##### Given data #####

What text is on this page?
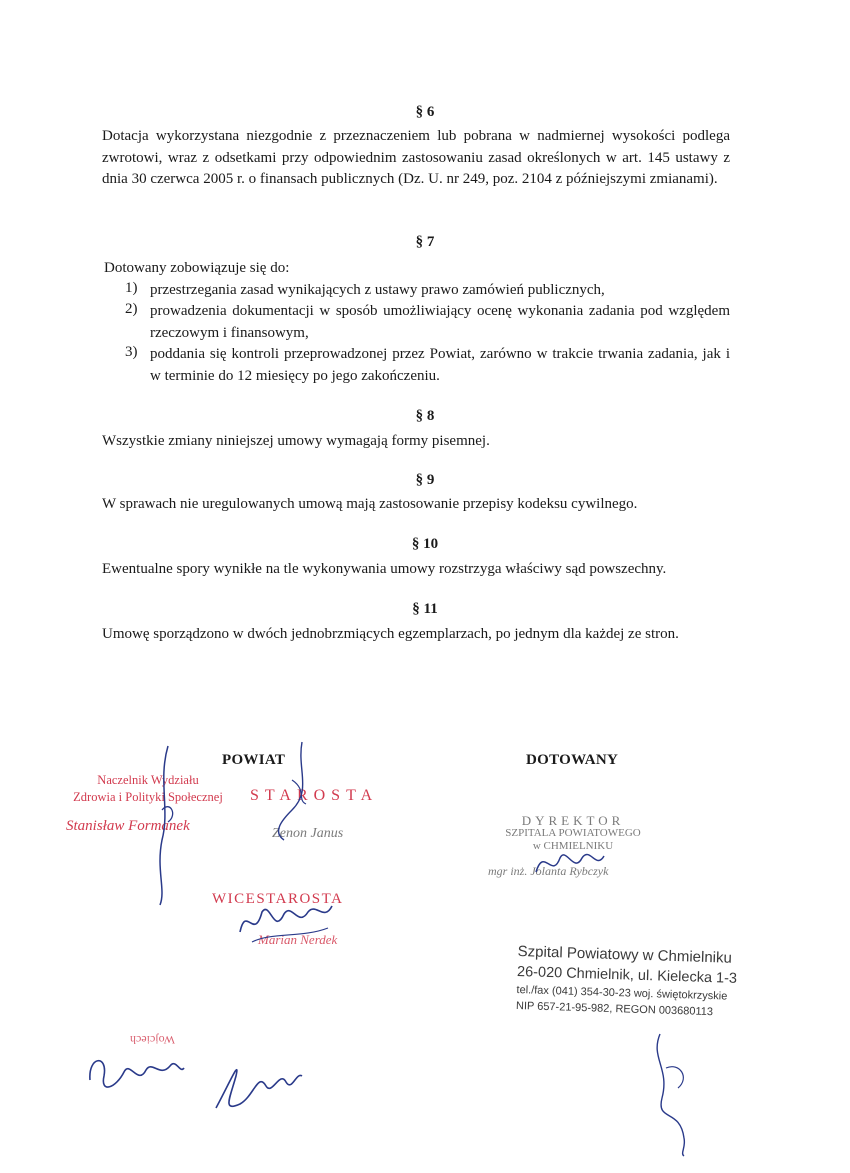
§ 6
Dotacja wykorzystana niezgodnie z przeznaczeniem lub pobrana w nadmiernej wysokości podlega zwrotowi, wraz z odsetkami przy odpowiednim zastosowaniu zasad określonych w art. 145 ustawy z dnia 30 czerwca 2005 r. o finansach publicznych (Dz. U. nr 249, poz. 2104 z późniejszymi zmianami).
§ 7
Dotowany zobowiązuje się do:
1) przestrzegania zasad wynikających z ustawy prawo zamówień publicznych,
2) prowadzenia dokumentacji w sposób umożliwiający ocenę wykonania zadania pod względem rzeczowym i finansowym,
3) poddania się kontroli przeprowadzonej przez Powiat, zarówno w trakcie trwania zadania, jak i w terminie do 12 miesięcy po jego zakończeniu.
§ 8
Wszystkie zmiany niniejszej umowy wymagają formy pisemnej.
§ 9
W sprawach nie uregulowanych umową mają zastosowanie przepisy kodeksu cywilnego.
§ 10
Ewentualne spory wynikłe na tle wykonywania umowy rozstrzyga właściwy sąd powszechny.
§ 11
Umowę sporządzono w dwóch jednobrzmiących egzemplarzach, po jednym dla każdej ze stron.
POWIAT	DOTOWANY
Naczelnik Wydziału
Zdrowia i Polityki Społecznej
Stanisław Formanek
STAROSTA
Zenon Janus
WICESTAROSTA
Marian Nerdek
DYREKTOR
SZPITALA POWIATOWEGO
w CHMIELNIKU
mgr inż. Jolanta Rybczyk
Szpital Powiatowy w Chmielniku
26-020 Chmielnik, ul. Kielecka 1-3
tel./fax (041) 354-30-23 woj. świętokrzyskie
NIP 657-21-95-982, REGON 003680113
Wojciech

#####
##### Given data #####

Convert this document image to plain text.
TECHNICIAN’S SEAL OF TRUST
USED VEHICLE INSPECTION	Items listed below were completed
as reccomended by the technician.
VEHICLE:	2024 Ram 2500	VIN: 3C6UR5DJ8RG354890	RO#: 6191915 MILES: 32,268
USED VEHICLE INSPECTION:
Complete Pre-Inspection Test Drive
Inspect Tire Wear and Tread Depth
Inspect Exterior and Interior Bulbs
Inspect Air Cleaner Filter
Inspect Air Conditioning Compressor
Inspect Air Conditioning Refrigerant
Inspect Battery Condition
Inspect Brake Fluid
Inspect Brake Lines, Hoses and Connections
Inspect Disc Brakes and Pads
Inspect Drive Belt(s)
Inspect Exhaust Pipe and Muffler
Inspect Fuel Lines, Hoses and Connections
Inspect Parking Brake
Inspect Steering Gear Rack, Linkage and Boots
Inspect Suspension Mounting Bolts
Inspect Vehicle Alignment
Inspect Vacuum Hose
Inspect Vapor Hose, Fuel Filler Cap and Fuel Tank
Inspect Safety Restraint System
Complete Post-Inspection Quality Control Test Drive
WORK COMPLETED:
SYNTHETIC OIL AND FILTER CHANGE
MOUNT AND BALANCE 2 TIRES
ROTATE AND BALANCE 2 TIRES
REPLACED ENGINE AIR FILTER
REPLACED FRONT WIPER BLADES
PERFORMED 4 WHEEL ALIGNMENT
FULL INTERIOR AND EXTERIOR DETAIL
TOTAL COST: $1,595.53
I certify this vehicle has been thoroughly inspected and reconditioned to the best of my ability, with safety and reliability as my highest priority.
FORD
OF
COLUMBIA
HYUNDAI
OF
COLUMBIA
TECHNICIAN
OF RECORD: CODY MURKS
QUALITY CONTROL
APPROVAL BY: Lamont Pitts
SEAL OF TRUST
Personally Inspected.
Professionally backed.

#####
##### Given data #####

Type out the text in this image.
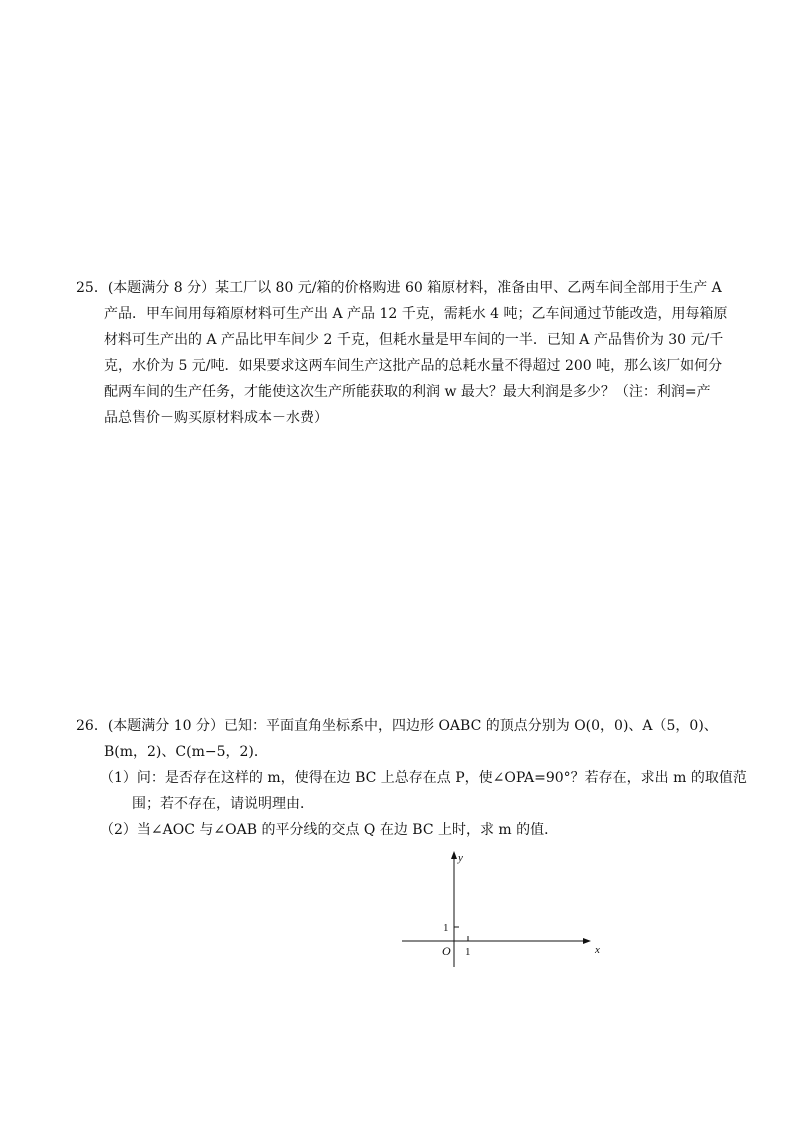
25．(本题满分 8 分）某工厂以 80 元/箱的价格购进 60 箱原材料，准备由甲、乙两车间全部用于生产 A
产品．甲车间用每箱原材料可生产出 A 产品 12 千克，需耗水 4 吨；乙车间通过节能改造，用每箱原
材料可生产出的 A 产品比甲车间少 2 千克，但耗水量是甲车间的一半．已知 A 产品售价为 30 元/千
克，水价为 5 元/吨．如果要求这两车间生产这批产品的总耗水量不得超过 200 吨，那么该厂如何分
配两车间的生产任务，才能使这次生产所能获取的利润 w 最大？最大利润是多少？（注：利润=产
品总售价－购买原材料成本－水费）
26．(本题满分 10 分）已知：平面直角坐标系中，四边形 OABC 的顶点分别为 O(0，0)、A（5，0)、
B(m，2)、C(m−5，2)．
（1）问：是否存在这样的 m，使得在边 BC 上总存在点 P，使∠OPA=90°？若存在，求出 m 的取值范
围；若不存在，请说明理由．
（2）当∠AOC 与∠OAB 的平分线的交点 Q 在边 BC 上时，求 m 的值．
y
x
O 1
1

#####

## Task to complete
Find the string "SEAL" in the records, then copy each line where it occurs.

## Finished answer
TECHNICIAN’S SEAL OF TRUST
SEAL OF TRUST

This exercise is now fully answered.